---------- EXTRACTED DATA
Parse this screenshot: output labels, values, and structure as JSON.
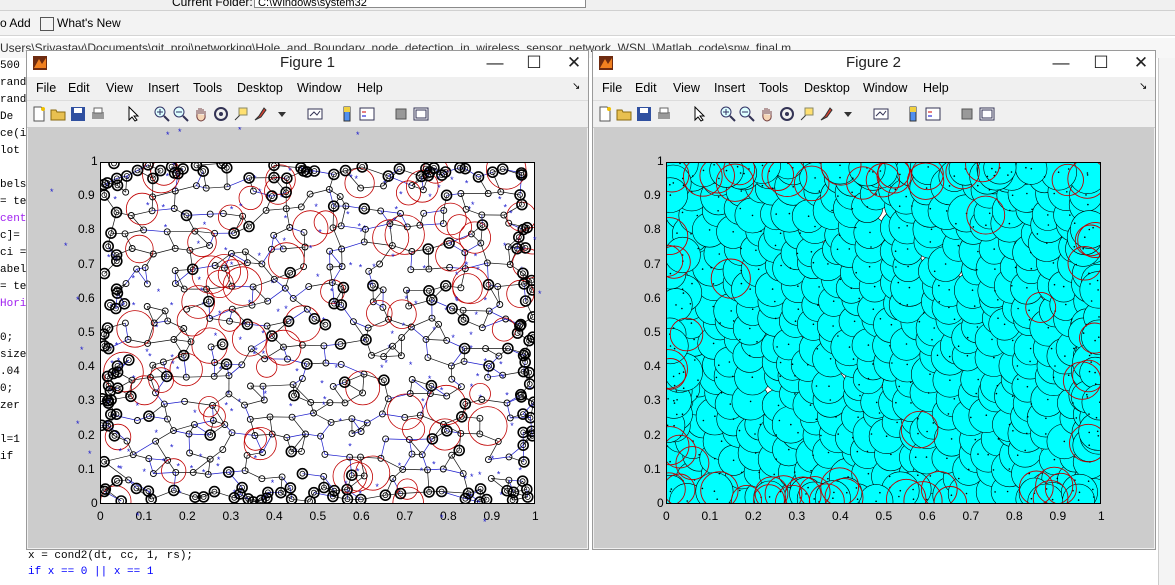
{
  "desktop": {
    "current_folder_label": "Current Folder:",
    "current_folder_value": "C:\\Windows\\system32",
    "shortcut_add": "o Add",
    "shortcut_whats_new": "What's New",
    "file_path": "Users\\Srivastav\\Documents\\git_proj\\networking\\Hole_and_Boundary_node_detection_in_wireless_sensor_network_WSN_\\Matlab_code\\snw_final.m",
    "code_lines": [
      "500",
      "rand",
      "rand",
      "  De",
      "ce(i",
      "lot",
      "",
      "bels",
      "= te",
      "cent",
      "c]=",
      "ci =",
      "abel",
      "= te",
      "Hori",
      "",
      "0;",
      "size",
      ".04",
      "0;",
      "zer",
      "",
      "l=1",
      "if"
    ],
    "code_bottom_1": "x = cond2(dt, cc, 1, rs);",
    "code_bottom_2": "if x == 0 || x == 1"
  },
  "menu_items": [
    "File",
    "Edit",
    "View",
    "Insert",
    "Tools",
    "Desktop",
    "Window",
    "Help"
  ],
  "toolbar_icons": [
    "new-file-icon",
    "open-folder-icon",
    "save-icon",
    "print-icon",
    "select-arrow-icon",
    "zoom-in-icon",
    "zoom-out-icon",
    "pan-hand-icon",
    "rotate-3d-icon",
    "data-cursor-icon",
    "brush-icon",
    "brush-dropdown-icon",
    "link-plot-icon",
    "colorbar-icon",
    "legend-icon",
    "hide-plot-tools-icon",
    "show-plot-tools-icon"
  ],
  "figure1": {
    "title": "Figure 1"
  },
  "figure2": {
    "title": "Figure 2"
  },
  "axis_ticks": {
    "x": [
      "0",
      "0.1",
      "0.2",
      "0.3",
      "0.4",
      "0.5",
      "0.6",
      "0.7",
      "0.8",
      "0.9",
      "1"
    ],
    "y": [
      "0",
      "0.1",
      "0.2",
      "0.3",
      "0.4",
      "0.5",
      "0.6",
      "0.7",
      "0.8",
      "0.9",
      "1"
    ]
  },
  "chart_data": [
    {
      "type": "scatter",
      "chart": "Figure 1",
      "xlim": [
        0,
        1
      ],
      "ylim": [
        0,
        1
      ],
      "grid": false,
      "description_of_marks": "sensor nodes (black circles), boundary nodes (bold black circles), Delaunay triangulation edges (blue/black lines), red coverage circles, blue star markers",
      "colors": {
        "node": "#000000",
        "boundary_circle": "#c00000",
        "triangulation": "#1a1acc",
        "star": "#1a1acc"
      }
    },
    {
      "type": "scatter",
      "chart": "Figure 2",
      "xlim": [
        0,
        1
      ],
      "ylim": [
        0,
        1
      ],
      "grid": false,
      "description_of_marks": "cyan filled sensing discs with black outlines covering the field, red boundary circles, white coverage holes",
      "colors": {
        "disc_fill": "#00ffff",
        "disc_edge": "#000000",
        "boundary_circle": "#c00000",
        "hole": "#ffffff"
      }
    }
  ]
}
--------------------
YOUR INSTRUCTIONS: Find every line that holds "star" and copy it.

RESULT OF THIS TASK:
      "description_of_marks": "sensor nodes (black circles), boundary nodes (bold black circles), Delaunay triangulation edges (blue/black lines), red coverage circles, blue star markers",
        "star": "#1a1acc"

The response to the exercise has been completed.